Repeat the material below word for word and leave out all pictures.
# START OF Input material
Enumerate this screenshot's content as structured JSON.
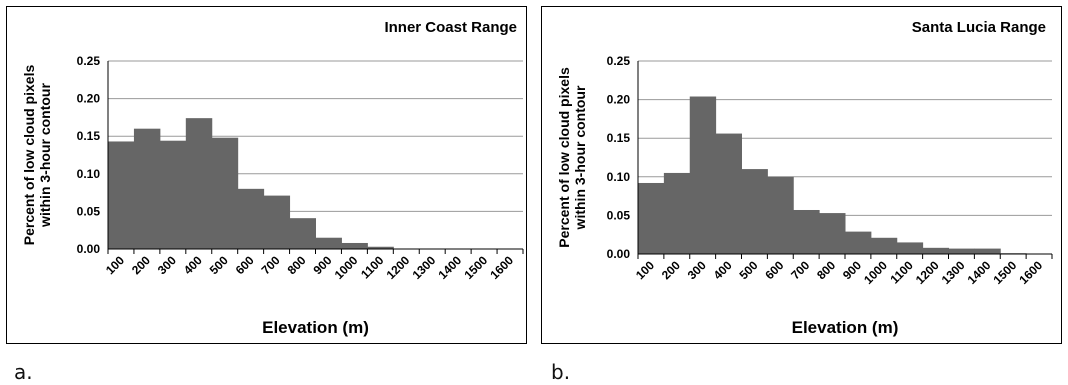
{
  "captions": [
    "a.",
    "b."
  ],
  "chart_data": [
    {
      "type": "bar",
      "title": "Inner Coast Range",
      "xlabel": "Elevation (m)",
      "ylabel_lines": [
        "Percent of low cloud pixels",
        "within 3-hour contour"
      ],
      "categories": [
        "100",
        "200",
        "300",
        "400",
        "500",
        "600",
        "700",
        "800",
        "900",
        "1000",
        "1100",
        "1200",
        "1300",
        "1400",
        "1500",
        "1600"
      ],
      "values": [
        0.143,
        0.16,
        0.144,
        0.174,
        0.148,
        0.08,
        0.071,
        0.041,
        0.015,
        0.008,
        0.003,
        0,
        0,
        0,
        0,
        0
      ],
      "yticks": [
        "0.00",
        "0.05",
        "0.10",
        "0.15",
        "0.20",
        "0.25"
      ],
      "ylim": [
        0,
        0.25
      ],
      "grid": true,
      "bar_color": "#666666"
    },
    {
      "type": "bar",
      "title": "Santa Lucia Range",
      "xlabel": "Elevation (m)",
      "ylabel_lines": [
        "Percent of low cloud pixels",
        "within 3-hour contour"
      ],
      "categories": [
        "100",
        "200",
        "300",
        "400",
        "500",
        "600",
        "700",
        "800",
        "900",
        "1000",
        "1100",
        "1200",
        "1300",
        "1400",
        "1500",
        "1600"
      ],
      "values": [
        0.092,
        0.105,
        0.204,
        0.156,
        0.11,
        0.1,
        0.057,
        0.053,
        0.029,
        0.021,
        0.015,
        0.008,
        0.007,
        0.007,
        0.001,
        0
      ],
      "yticks": [
        "0.00",
        "0.05",
        "0.10",
        "0.15",
        "0.20",
        "0.25"
      ],
      "ylim": [
        0,
        0.25
      ],
      "grid": true,
      "bar_color": "#666666"
    }
  ]
}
# END OF Input material
-- Task result --
Enumerate this screenshot's content as structured JSON.
{
  "captions": [
    "a.",
    "b."
  ],
  "chart_data": [
    {
      "type": "bar",
      "title": "Inner Coast Range",
      "xlabel": "Elevation (m)",
      "ylabel_lines": [
        "Percent of low cloud pixels",
        "within 3-hour contour"
      ],
      "categories": [
        "100",
        "200",
        "300",
        "400",
        "500",
        "600",
        "700",
        "800",
        "900",
        "1000",
        "1100",
        "1200",
        "1300",
        "1400",
        "1500",
        "1600"
      ],
      "values": [
        0.143,
        0.16,
        0.144,
        0.174,
        0.148,
        0.08,
        0.071,
        0.041,
        0.015,
        0.008,
        0.003,
        0,
        0,
        0,
        0,
        0
      ],
      "yticks": [
        "0.00",
        "0.05",
        "0.10",
        "0.15",
        "0.20",
        "0.25"
      ],
      "ylim": [
        0,
        0.25
      ],
      "grid": true,
      "bar_color": "#666666"
    },
    {
      "type": "bar",
      "title": "Santa Lucia Range",
      "xlabel": "Elevation (m)",
      "ylabel_lines": [
        "Percent of low cloud pixels",
        "within 3-hour contour"
      ],
      "categories": [
        "100",
        "200",
        "300",
        "400",
        "500",
        "600",
        "700",
        "800",
        "900",
        "1000",
        "1100",
        "1200",
        "1300",
        "1400",
        "1500",
        "1600"
      ],
      "values": [
        0.092,
        0.105,
        0.204,
        0.156,
        0.11,
        0.1,
        0.057,
        0.053,
        0.029,
        0.021,
        0.015,
        0.008,
        0.007,
        0.007,
        0.001,
        0
      ],
      "yticks": [
        "0.00",
        "0.05",
        "0.10",
        "0.15",
        "0.20",
        "0.25"
      ],
      "ylim": [
        0,
        0.25
      ],
      "grid": true,
      "bar_color": "#666666"
    }
  ]
}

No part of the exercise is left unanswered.